DATA LISTING:
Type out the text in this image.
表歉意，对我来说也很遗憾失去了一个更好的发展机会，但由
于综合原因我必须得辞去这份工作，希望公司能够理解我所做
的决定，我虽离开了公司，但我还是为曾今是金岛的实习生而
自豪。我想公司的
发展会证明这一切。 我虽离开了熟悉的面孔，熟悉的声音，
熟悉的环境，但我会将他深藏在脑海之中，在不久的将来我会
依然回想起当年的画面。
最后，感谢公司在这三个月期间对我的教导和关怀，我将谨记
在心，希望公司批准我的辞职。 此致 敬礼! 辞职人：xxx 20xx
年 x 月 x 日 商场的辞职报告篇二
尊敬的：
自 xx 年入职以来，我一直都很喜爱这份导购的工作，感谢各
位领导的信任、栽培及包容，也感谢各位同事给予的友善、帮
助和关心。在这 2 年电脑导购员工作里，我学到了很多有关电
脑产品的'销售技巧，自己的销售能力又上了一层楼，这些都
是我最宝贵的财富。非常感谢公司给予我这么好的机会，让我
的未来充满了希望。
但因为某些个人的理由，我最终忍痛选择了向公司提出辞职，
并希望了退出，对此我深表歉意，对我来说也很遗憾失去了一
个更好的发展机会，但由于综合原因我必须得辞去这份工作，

GIVEN REQUEST: Print the complete listing again, exactly as it stands.

RIGHT ANSWER:
Type out the text in this image.
表歉意，对我来说也很遗憾失去了一个更好的发展机会，但由
于综合原因我必须得辞去这份工作，希望公司能够理解我所做
的决定，我虽离开了公司，但我还是为曾今是金岛的实习生而
自豪。我想公司的
发展会证明这一切。 我虽离开了熟悉的面孔，熟悉的声音，
熟悉的环境，但我会将他深藏在脑海之中，在不久的将来我会
依然回想起当年的画面。
最后，感谢公司在这三个月期间对我的教导和关怀，我将谨记
在心，希望公司批准我的辞职。 此致 敬礼! 辞职人：xxx 20xx
年 x 月 x 日 商场的辞职报告篇二
尊敬的：
自 xx 年入职以来，我一直都很喜爱这份导购的工作，感谢各
位领导的信任、栽培及包容，也感谢各位同事给予的友善、帮
助和关心。在这 2 年电脑导购员工作里，我学到了很多有关电
脑产品的'销售技巧，自己的销售能力又上了一层楼，这些都
是我最宝贵的财富。非常感谢公司给予我这么好的机会，让我
的未来充满了希望。
但因为某些个人的理由，我最终忍痛选择了向公司提出辞职，
并希望了退出，对此我深表歉意，对我来说也很遗憾失去了一
个更好的发展机会，但由于综合原因我必须得辞去这份工作，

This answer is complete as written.